What to produce.
Print the entire listing. Each line must match the original exactly.

(Figure collection entries)
□ □ □ □ □ □ □
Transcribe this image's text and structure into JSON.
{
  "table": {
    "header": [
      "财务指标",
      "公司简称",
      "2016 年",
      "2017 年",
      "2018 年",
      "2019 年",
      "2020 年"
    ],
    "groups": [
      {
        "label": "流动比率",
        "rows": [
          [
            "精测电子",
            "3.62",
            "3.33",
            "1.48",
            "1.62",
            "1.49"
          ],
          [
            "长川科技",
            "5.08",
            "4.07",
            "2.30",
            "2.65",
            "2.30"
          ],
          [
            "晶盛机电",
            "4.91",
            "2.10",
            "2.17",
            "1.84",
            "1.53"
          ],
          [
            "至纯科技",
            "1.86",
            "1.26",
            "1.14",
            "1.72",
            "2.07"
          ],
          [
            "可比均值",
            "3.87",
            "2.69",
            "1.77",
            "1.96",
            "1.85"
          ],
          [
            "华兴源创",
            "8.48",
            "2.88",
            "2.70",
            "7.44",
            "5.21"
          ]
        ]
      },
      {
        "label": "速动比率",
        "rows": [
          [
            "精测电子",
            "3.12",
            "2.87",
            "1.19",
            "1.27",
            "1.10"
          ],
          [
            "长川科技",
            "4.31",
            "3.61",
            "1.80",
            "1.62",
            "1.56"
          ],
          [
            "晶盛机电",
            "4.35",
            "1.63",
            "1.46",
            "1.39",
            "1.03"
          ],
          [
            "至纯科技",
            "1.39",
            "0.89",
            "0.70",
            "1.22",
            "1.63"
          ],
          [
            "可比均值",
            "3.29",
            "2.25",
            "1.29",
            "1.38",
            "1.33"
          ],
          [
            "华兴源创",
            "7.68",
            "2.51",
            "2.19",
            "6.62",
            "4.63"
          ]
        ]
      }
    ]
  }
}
□ □ □ □ □ □ □
Answer for the task.
Transcribe this image's text and structure into JSON.
{
  "table": {
    "header": [
      "财务指标",
      "公司简称",
      "2016 年",
      "2017 年",
      "2018 年",
      "2019 年",
      "2020 年"
    ],
    "groups": [
      {
        "label": "流动比率",
        "rows": [
          [
            "精测电子",
            "3.62",
            "3.33",
            "1.48",
            "1.62",
            "1.49"
          ],
          [
            "长川科技",
            "5.08",
            "4.07",
            "2.30",
            "2.65",
            "2.30"
          ],
          [
            "晶盛机电",
            "4.91",
            "2.10",
            "2.17",
            "1.84",
            "1.53"
          ],
          [
            "至纯科技",
            "1.86",
            "1.26",
            "1.14",
            "1.72",
            "2.07"
          ],
          [
            "可比均值",
            "3.87",
            "2.69",
            "1.77",
            "1.96",
            "1.85"
          ],
          [
            "华兴源创",
            "8.48",
            "2.88",
            "2.70",
            "7.44",
            "5.21"
          ]
        ]
      },
      {
        "label": "速动比率",
        "rows": [
          [
            "精测电子",
            "3.12",
            "2.87",
            "1.19",
            "1.27",
            "1.10"
          ],
          [
            "长川科技",
            "4.31",
            "3.61",
            "1.80",
            "1.62",
            "1.56"
          ],
          [
            "晶盛机电",
            "4.35",
            "1.63",
            "1.46",
            "1.39",
            "1.03"
          ],
          [
            "至纯科技",
            "1.39",
            "0.89",
            "0.70",
            "1.22",
            "1.63"
          ],
          [
            "可比均值",
            "3.29",
            "2.25",
            "1.29",
            "1.38",
            "1.33"
          ],
          [
            "华兴源创",
            "7.68",
            "2.51",
            "2.19",
            "6.62",
            "4.63"
          ]
        ]
      }
    ]
  }
}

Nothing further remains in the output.